[Data extracted from a collection]
====
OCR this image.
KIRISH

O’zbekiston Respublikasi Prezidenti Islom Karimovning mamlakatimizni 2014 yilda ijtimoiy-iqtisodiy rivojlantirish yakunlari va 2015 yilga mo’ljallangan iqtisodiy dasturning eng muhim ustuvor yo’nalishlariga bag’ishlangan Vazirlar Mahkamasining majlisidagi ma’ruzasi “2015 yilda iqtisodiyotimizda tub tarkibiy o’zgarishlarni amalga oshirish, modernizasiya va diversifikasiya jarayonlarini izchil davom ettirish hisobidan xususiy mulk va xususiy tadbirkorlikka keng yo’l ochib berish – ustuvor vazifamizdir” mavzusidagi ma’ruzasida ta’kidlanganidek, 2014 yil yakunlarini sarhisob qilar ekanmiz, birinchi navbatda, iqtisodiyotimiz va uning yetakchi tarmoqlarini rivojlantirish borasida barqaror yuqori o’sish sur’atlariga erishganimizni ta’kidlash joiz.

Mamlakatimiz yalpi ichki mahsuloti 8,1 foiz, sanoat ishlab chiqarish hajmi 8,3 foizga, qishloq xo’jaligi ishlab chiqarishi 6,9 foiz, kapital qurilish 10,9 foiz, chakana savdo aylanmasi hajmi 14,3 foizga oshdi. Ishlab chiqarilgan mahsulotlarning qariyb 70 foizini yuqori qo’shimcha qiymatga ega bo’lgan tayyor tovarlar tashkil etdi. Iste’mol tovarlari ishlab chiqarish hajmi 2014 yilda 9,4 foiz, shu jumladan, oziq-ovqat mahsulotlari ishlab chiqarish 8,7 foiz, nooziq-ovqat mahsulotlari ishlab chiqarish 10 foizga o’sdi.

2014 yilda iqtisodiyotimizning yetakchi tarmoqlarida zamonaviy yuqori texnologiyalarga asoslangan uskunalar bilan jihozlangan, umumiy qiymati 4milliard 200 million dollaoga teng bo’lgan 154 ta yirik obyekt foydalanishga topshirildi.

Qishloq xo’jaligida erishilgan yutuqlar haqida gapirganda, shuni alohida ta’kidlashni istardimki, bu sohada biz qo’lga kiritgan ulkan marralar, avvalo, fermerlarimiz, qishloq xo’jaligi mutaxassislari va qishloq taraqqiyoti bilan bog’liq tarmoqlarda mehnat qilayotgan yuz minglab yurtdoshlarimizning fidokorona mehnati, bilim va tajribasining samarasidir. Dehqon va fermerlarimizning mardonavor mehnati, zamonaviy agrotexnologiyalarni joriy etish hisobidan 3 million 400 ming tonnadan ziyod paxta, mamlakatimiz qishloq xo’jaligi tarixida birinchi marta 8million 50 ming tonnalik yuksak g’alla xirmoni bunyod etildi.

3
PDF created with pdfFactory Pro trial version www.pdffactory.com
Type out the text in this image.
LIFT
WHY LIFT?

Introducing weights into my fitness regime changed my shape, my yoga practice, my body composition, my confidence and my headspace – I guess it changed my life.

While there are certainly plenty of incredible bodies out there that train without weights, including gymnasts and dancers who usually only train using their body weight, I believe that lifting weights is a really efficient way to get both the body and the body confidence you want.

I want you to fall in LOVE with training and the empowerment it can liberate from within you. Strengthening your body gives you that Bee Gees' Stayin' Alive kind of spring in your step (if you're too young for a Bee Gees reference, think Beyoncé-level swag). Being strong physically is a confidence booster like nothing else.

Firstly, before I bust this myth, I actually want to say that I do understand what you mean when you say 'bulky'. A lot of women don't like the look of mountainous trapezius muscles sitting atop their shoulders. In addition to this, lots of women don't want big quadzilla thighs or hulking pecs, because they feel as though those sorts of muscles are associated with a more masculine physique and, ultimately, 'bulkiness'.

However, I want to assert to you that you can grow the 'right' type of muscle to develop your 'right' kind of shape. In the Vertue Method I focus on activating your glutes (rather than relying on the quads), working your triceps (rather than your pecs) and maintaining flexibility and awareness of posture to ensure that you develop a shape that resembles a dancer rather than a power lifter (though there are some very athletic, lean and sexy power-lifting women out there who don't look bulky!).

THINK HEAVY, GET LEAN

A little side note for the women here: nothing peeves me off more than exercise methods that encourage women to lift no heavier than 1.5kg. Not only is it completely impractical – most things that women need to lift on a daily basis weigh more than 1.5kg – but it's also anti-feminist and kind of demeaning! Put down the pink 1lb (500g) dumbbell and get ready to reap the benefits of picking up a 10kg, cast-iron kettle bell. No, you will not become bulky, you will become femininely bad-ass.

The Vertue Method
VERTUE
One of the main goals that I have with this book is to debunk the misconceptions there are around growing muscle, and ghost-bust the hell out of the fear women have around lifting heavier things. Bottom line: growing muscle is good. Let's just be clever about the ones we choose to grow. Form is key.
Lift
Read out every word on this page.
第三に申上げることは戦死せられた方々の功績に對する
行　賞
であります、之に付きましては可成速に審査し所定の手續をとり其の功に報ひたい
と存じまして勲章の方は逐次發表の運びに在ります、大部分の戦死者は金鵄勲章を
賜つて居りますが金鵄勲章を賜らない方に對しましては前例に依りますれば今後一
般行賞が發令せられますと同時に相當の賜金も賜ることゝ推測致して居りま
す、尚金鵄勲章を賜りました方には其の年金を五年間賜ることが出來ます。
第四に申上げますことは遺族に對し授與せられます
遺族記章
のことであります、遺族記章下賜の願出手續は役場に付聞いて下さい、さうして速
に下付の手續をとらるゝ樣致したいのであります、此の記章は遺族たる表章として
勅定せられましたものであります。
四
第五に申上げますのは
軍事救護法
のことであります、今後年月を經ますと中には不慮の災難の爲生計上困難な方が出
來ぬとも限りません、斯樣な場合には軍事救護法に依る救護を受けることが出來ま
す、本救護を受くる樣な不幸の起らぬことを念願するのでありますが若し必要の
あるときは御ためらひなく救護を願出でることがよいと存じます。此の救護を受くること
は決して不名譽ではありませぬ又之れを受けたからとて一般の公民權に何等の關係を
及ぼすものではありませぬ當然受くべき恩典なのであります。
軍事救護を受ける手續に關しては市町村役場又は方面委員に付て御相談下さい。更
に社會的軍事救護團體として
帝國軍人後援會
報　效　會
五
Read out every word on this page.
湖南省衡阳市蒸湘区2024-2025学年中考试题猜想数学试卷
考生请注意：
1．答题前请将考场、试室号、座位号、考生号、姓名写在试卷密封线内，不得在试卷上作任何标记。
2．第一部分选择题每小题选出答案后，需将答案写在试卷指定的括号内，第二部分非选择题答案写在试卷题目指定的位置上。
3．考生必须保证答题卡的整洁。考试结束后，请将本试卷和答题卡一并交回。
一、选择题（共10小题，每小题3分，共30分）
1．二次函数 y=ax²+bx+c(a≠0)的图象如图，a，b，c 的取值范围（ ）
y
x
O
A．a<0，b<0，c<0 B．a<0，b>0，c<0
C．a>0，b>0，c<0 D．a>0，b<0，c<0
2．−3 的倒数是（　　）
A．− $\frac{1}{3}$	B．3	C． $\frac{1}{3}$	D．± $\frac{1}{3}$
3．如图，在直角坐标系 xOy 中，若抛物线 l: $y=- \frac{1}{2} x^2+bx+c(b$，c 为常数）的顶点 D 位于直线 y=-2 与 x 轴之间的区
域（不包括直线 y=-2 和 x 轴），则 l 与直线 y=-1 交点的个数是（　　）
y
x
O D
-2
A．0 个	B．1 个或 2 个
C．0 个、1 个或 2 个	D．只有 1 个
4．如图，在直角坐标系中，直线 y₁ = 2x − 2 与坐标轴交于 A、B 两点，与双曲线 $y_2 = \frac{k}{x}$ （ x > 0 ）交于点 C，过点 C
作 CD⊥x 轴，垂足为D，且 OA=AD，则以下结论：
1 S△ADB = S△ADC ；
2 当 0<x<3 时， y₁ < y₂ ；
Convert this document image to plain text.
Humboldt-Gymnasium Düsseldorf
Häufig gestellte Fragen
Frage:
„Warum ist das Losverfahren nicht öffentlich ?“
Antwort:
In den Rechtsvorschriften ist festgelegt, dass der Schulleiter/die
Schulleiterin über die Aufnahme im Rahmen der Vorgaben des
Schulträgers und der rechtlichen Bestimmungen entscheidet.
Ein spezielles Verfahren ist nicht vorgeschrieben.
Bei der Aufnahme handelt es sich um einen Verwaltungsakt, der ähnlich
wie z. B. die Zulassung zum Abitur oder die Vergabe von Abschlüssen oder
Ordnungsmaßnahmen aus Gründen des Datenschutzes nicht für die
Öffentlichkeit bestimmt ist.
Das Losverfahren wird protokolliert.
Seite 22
====
▸ The exercise: Look through the data and show every line containing "Losverfahren".

▸ Written answer:
„Warum ist das Losverfahren nicht öffentlich ?“
Das Losverfahren wird protokolliert.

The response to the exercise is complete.